**Data section**
▼

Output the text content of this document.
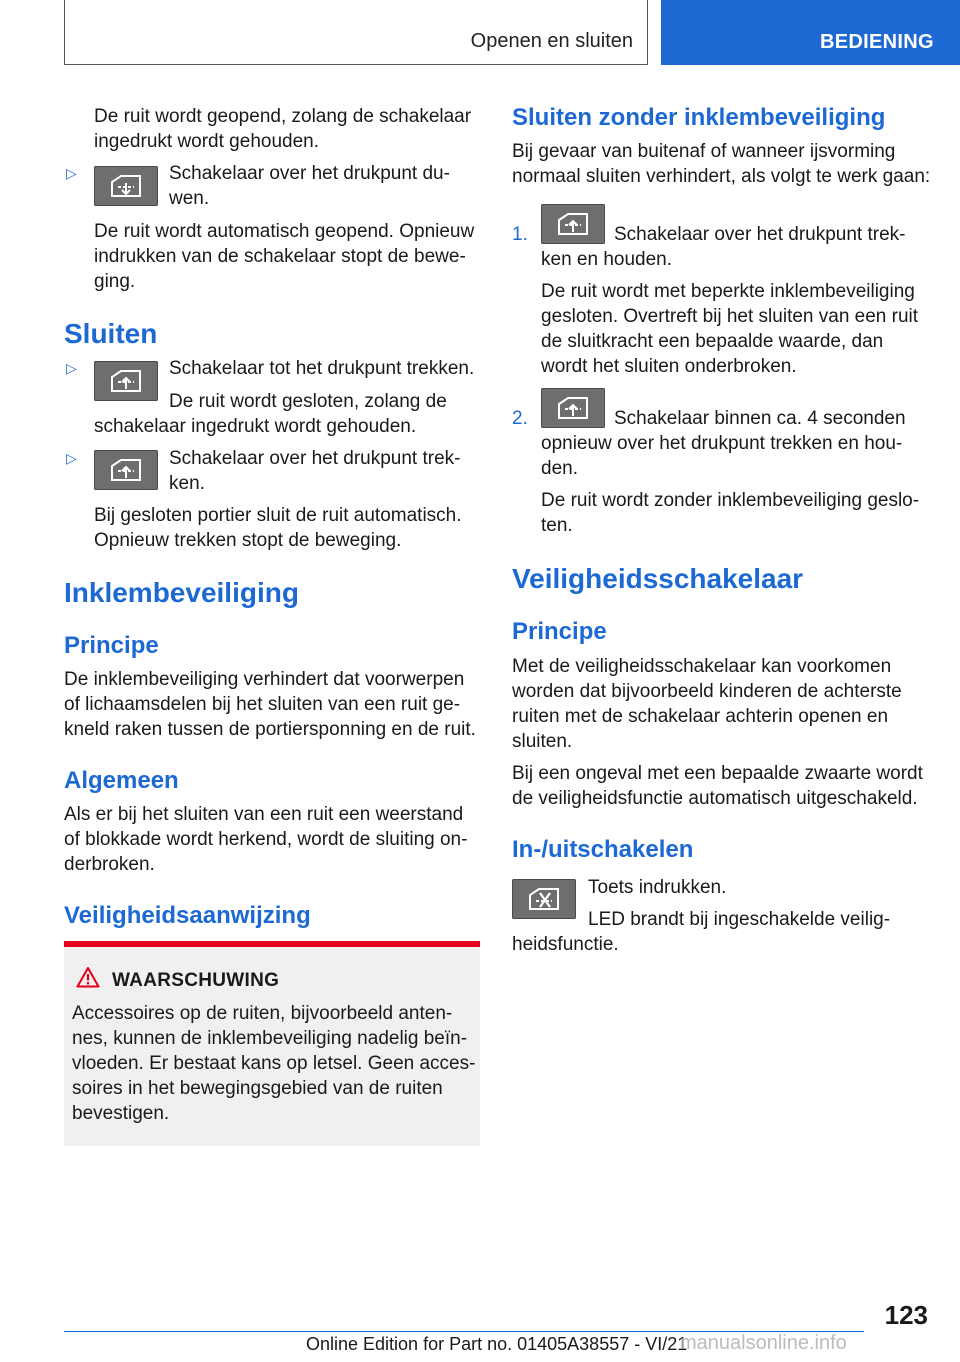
Openen en sluiten	BEDIENING
De ruit wordt geopend, zolang de schakelaar
ingedrukt wordt gehouden.
▷	Schakelaar over het drukpunt du-
wen.
De ruit wordt automatisch geopend. Opnieuw
indrukken van de schakelaar stopt de bewe-
ging.
Sluiten
▷	Schakelaar tot het drukpunt trekken.
De ruit wordt gesloten, zolang de
schakelaar ingedrukt wordt gehouden.
▷	Schakelaar over het drukpunt trek-
ken.
Bij gesloten portier sluit de ruit automatisch.
Opnieuw trekken stopt de beweging.
Inklembeveiliging
Principe
De inklembeveiliging verhindert dat voorwerpen
of lichaamsdelen bij het sluiten van een ruit ge-
kneld raken tussen de portiersponning en de ruit.
Algemeen
Als er bij het sluiten van een ruit een weerstand
of blokkade wordt herkend, wordt de sluiting on-
derbroken.
Veiligheidsaanwijzing
WAARSCHUWING
Accessoires op de ruiten, bijvoorbeeld anten-
nes, kunnen de inklembeveiliging nadelig beïn-
vloeden. Er bestaat kans op letsel. Geen acces-
soires in het bewegingsgebied van de ruiten
bevestigen.
Sluiten zonder inklembeveiliging
Bij gevaar van buitenaf of wanneer ijsvorming
normaal sluiten verhindert, als volgt te werk gaan:
1.	Schakelaar over het drukpunt trek-
ken en houden.
De ruit wordt met beperkte inklembeveiliging
gesloten. Overtreft bij het sluiten van een ruit
de sluitkracht een bepaalde waarde, dan
wordt het sluiten onderbroken.
2.	Schakelaar binnen ca. 4 seconden
opnieuw over het drukpunt trekken en hou-
den.
De ruit wordt zonder inklembeveiliging geslo-
ten.
Veiligheidsschakelaar
Principe
Met de veiligheidsschakelaar kan voorkomen
worden dat bijvoorbeeld kinderen de achterste
ruiten met de schakelaar achterin openen en
sluiten.
Bij een ongeval met een bepaalde zwaarte wordt
de veiligheidsfunctie automatisch uitgeschakeld.
In-/uitschakelen
Toets indrukken.
LED brandt bij ingeschakelde veilig-
heidsfunctie.
123
Online Edition for Part no. 01405A38557 - VI/21
manualsonline.info
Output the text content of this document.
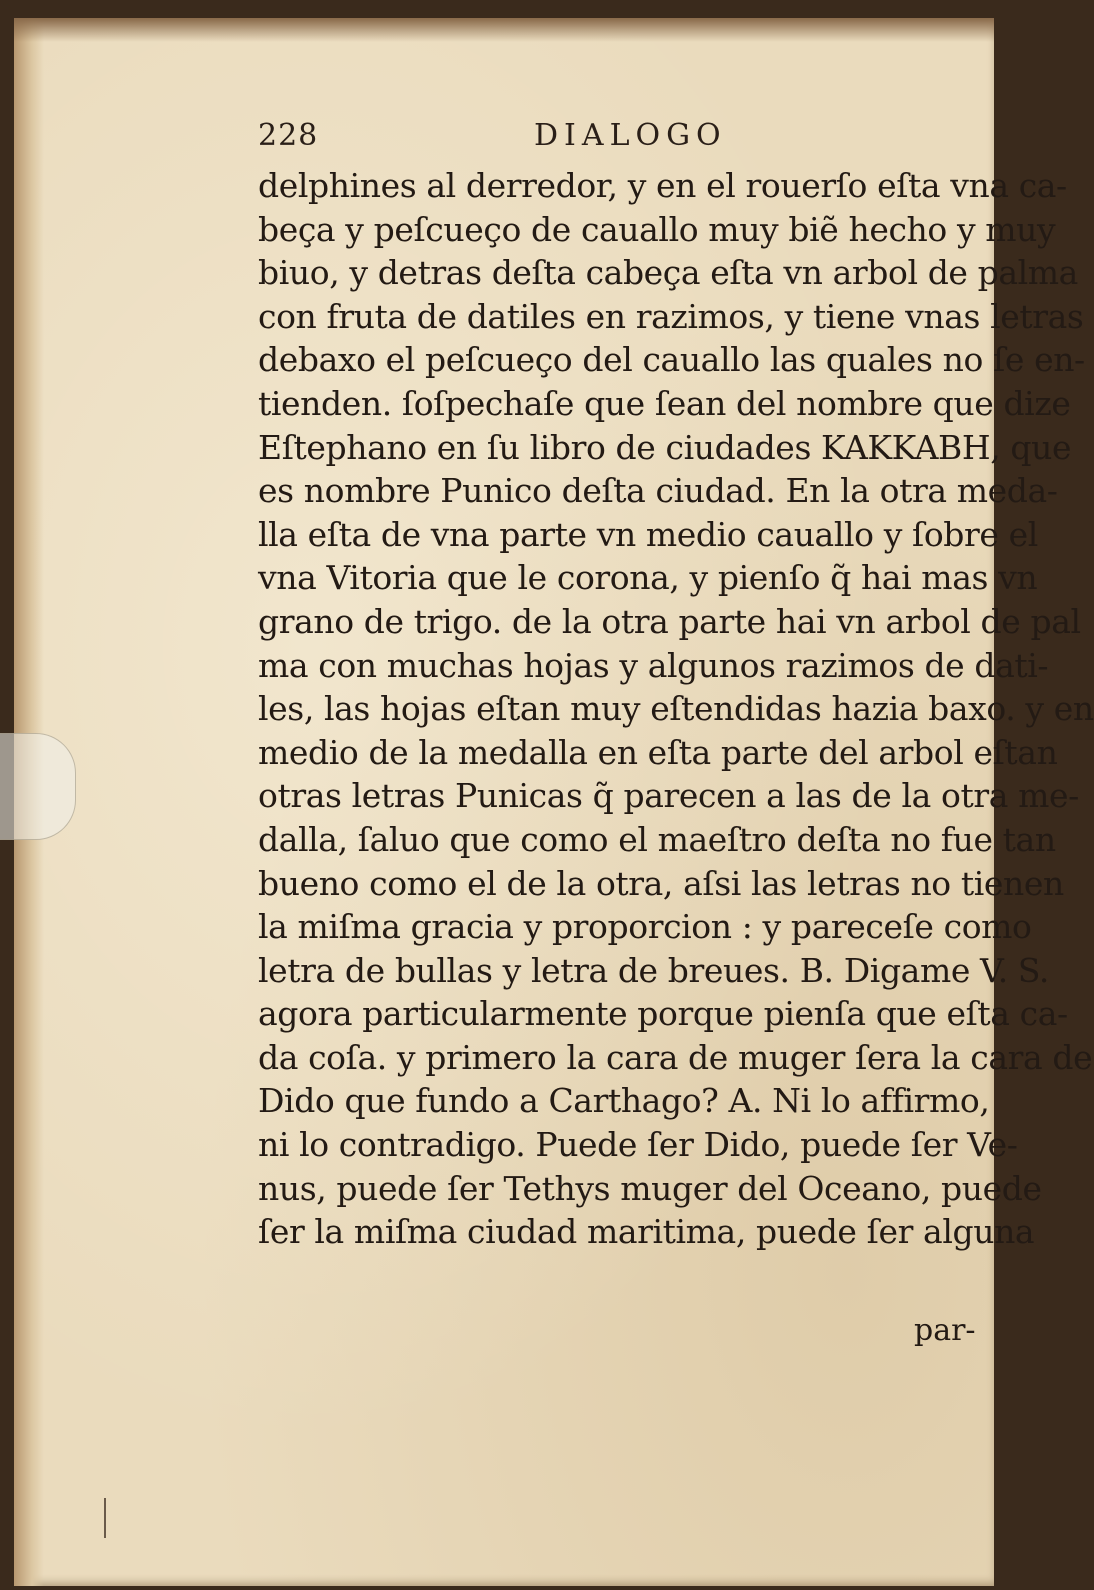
228	DIALOGO
delphines al derredor, y en el rouerſo eſta vna ca-
beça y peſcueço de cauallo muy biẽ hecho y muy
biuo, y detras deſta cabeça eſta vn arbol de palma
con fruta de datiles en razimos, y tiene vnas letras
debaxo el peſcueço del cauallo las quales no ſe en-
tienden. ſoſpechaſe que ſean del nombre que dize
Eſtephano en ſu libro de ciudades KAKKABH, que
es nombre Punico deſta ciudad. En la otra meda-
lla eſta de vna parte vn medio cauallo y ſobre el
vna Vitoria que le corona, y pienſo q̃ hai mas vn
grano de trigo. de la otra parte hai vn arbol de pal
ma con muchas hojas y algunos razimos de dati-
les, las hojas eſtan muy eſtendidas hazia baxo. y en
medio de la medalla en eſta parte del arbol eſtan
otras letras Punicas q̃ parecen a las de la otra me-
dalla, ſaluo que como el maeſtro deſta no fue tan
bueno como el de la otra, aſsi las letras no tienen
la miſma gracia y proporcion : y pareceſe como
letra de bullas y letra de breues. B. Digame V. S.
agora particularmente porque pienſa que eſta ca-
da coſa. y primero la cara de muger ſera la cara de
Dido que fundo a Carthago? A. Ni lo affirmo,
ni lo contradigo. Puede ſer Dido, puede ſer Ve-
nus, puede ſer Tethys muger del Oceano, puede
ſer la miſma ciudad maritima, puede ſer alguna
par-
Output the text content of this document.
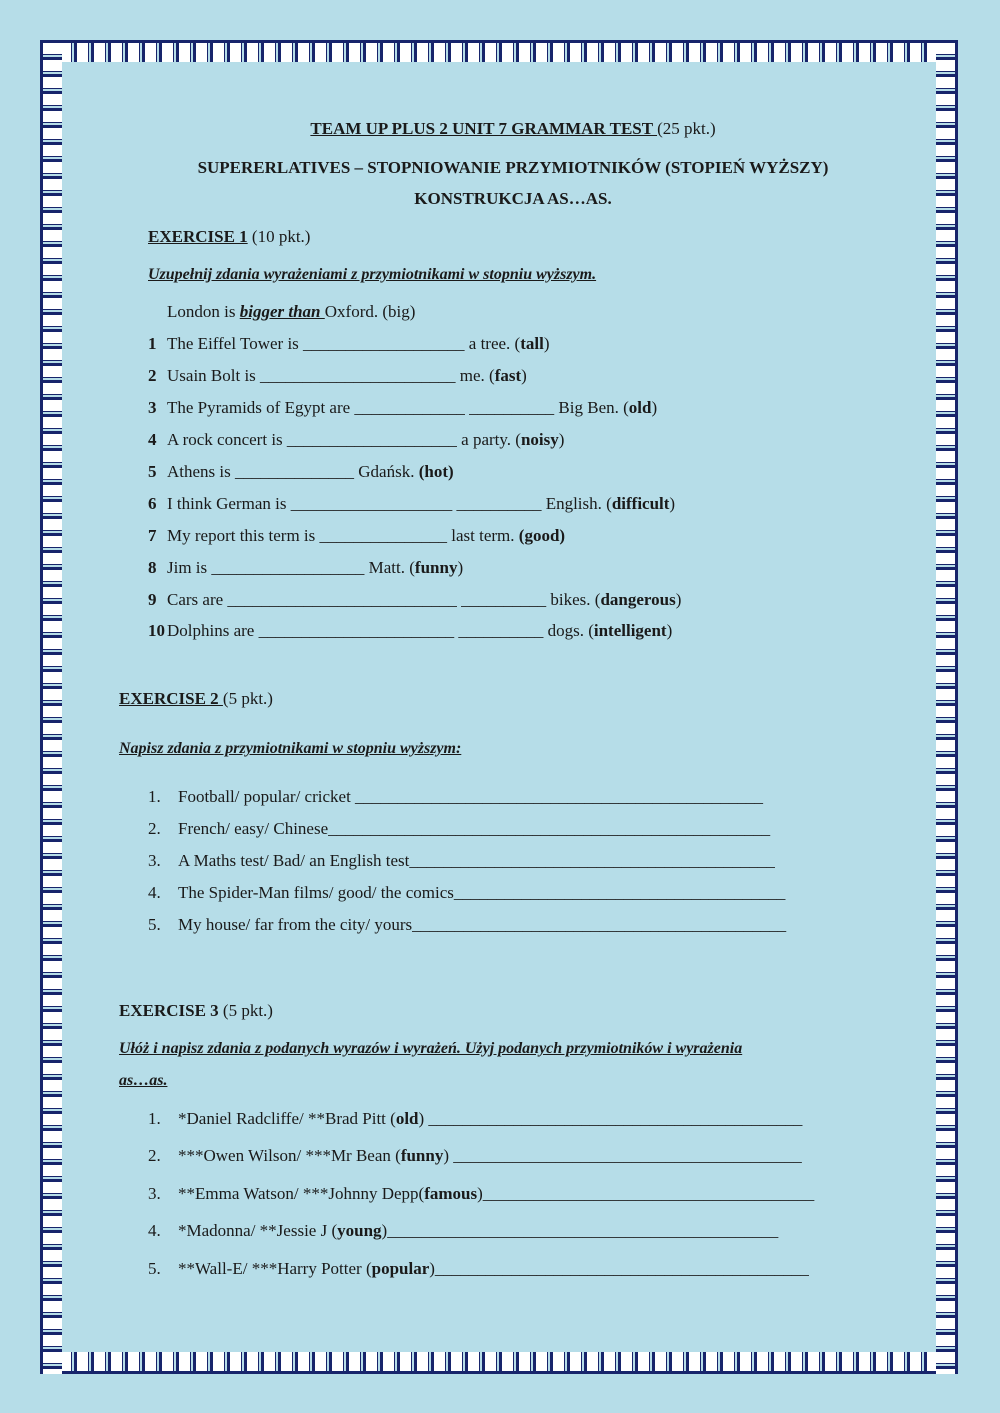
TEAM UP PLUS 2 UNIT 7 GRAMMAR TEST (25 pkt.)
SUPERERLATIVES – STOPNIOWANIE PRZYMIOTNIKÓW (STOPIEŃ WYŻSZY)
KONSTRUKCJA AS…AS.
EXERCISE 1 (10 pkt.)
Uzupełnij zdania wyrażeniami z przymiotnikami w stopniu wyższym.
London is bigger than Oxford. (big)
1 The Eiffel Tower is ___________________ a tree. (tall)
2 Usain Bolt is _______________________ me. (fast)
3 The Pyramids of Egypt are _____________ __________ Big Ben. (old)
4 A rock concert is ____________________ a party. (noisy)
5 Athens is ______________ Gdańsk. (hot)
6 I think German is ___________________ __________ English. (difficult)
7 My report this term is _______________ last term. (good)
8 Jim is __________________ Matt. (funny)
9 Cars are ___________________________ __________ bikes. (dangerous)
10 Dolphins are _______________________ __________ dogs. (intelligent)
EXERCISE 2 (5 pkt.)
Napisz zdania z przymiotnikami w stopniu wyższym:
1. Football/ popular/ cricket ________________________________________________
2. French/ easy/ Chinese____________________________________________________
3. A Maths test/ Bad/ an English test___________________________________________
4. The Spider-Man films/ good/ the comics_______________________________________
5. My house/ far from the city/ yours____________________________________________
EXERCISE 3 (5 pkt.)
Ułóż i napisz zdania z podanych wyrazów i wyrażeń. Użyj podanych przymiotników i wyrażenia
as…as.
1. *Daniel Radcliffe/ **Brad Pitt (old) ____________________________________________
2. ***Owen Wilson/ ***Mr Bean (funny) _________________________________________
3. **Emma Watson/ ***Johnny Depp(famous)_______________________________________
4. *Madonna/ **Jessie J (young)______________________________________________
5. **Wall-E/ ***Harry Potter (popular)____________________________________________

▲

**What is needed**
Each line in the data that holds the string "EXERCISE" should be found and copied.

**Complete answer**
EXERCISE 1 (10 pkt.)
EXERCISE 2 (5 pkt.)
EXERCISE 3 (5 pkt.)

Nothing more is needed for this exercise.